--- start Given records ---
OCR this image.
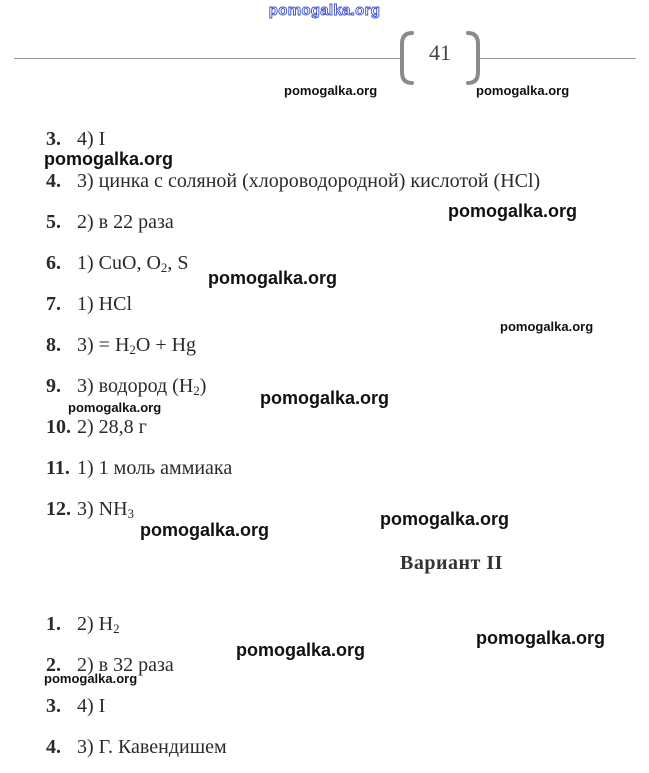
pomogalka.org
41
3. 4) I
4. 3) цинка с соляной (хлороводородной) кислотой (HCl)
5. 2) в 22 раза
6. 1) CuO, $O_2$, S
7. 1) HCl
8. $3) = H_2O + Hg$
9. 3) водород $(H_2)$
10. 2) 28,8 г
11. 1) 1 моль аммиака
12. 3) $NH_3$
Вариант II
1. 2) $H_2$
2. 2) в 32 раза
3. 4) I
4. 3) Г. Кавендишем
pomogalka.org	pomogalka.org
pomogalka.org
pomogalka.org
pomogalka.org
pomogalka.org
pomogalka.org
pomogalka.org
pomogalka.org
pomogalka.org
pomogalka.org
pomogalka.org
pomogalka.org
--- end Given records ---
Quote every record above exactly, leaving out any pictures.

OCR this image.
pomogalka.org
41
3. 4) I
4. 3) цинка с соляной (хлороводородной) кислотой (HCl)
5. 2) в 22 раза
6. 1) CuO, $O_2$, S
7. 1) HCl
8. $3) = H_2O + Hg$
9. 3) водород $(H_2)$
10. 2) 28,8 г
11. 1) 1 моль аммиака
12. 3) $NH_3$
Вариант II
1. 2) $H_2$
2. 2) в 32 раза
3. 4) I
4. 3) Г. Кавендишем
pomogalka.org	pomogalka.org
pomogalka.org
pomogalka.org
pomogalka.org
pomogalka.org
pomogalka.org
pomogalka.org
pomogalka.org
pomogalka.org
pomogalka.org
pomogalka.org
pomogalka.org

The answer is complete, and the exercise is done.